→ **Extracted entries**
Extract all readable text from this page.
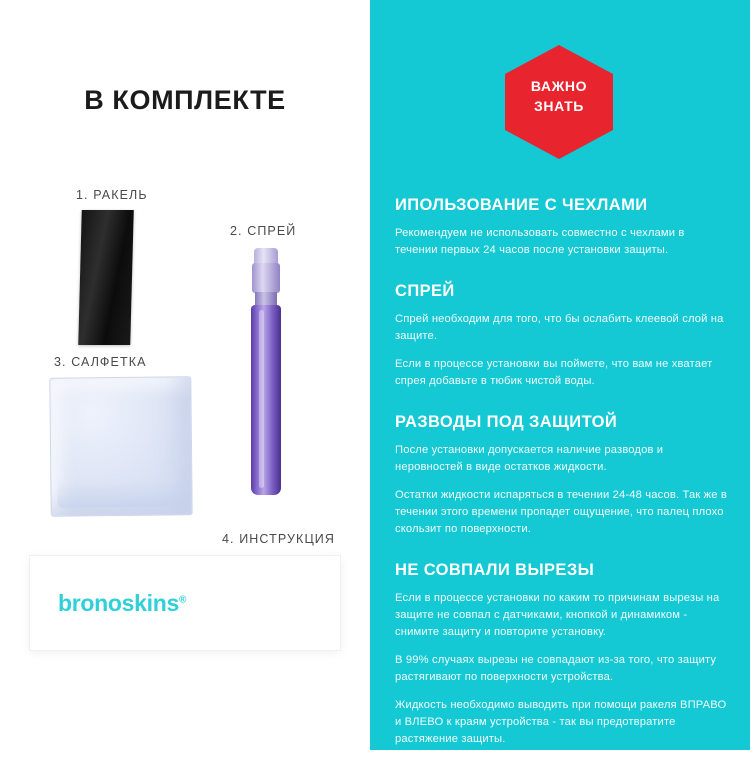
В КОМПЛЕКТЕ
1. РАКЕЛЬ
2. СПРЕЙ
3. САЛФЕТКА
4. ИНСТРУКЦИЯ
bronoskins®
ВАЖНО
ЗНАТЬ
ИПОЛЬЗОВАНИЕ С ЧЕХЛАМИ

Рекомендуем не использовать совместно с чехлами в течении первых 24 часов после установки защиты.

СПРЕЙ

Спрей необходим для того, что бы ослабить клеевой слой на защите.

Если в процессе установки вы поймете, что вам не хватает спрея добавьте в тюбик чистой воды.

РАЗВОДЫ ПОД ЗАЩИТОЙ

После установки допускается наличие разводов и неровностей в виде остатков жидкости.

Остатки жидкости испаряться в течении 24-48 часов. Так же в течении этого времени пропадет ощущение, что палец плохо скользит по поверхности.

НЕ СОВПАЛИ ВЫРЕЗЫ

Если в процессе установки по каким то причинам вырезы на защите не совпал с датчиками, кнопкой и динамиком - снимите защиту и повторите установку.

В 99% случаях вырезы не совпадают из-за того, что защиту растягивают по поверхности устройства.

Жидкость необходимо выводить при помощи ракеля ВПРАВО и ВЛЕВО к краям устройства - так вы предотвратите растяжение защиты.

→ **Task goal**
Copy out every line of the material above exactly, skipping the pictures.

→ **Expected answer**
Extract all readable text from this page.
В КОМПЛЕКТЕ
1. РАКЕЛЬ
2. СПРЕЙ
3. САЛФЕТКА
4. ИНСТРУКЦИЯ
bronoskins®
ВАЖНО
ЗНАТЬ
ИПОЛЬЗОВАНИЕ С ЧЕХЛАМИ

Рекомендуем не использовать совместно с чехлами в течении первых 24 часов после установки защиты.

СПРЕЙ

Спрей необходим для того, что бы ослабить клеевой слой на защите.

Если в процессе установки вы поймете, что вам не хватает спрея добавьте в тюбик чистой воды.

РАЗВОДЫ ПОД ЗАЩИТОЙ

После установки допускается наличие разводов и неровностей в виде остатков жидкости.

Остатки жидкости испаряться в течении 24-48 часов. Так же в течении этого времени пропадет ощущение, что палец плохо скользит по поверхности.

НЕ СОВПАЛИ ВЫРЕЗЫ

Если в процессе установки по каким то причинам вырезы на защите не совпал с датчиками, кнопкой и динамиком - снимите защиту и повторите установку.

В 99% случаях вырезы не совпадают из-за того, что защиту растягивают по поверхности устройства.

Жидкость необходимо выводить при помощи ракеля ВПРАВО и ВЛЕВО к краям устройства - так вы предотвратите растяжение защиты.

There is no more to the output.